*WHAT IS EXPECTED:* Tell how many lines include the string "องเร". Answer with a single number.

Data records
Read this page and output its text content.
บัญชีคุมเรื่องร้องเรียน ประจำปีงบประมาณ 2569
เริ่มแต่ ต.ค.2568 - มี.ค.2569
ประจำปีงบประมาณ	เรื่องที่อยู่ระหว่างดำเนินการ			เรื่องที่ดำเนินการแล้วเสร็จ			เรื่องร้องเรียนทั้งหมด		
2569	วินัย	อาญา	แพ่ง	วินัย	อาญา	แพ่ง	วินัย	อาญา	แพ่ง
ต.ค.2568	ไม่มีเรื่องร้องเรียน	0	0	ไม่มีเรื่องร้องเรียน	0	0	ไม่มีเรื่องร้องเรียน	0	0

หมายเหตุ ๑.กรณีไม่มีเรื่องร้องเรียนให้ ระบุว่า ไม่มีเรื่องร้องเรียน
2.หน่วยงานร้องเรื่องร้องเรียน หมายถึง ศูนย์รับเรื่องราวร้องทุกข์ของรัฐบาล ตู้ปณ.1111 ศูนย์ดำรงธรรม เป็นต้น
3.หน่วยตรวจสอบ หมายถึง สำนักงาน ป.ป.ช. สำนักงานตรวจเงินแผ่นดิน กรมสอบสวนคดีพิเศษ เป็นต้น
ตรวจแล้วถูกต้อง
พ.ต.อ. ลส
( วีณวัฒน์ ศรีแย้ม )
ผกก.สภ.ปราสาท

*FULL SOLUTION:* 5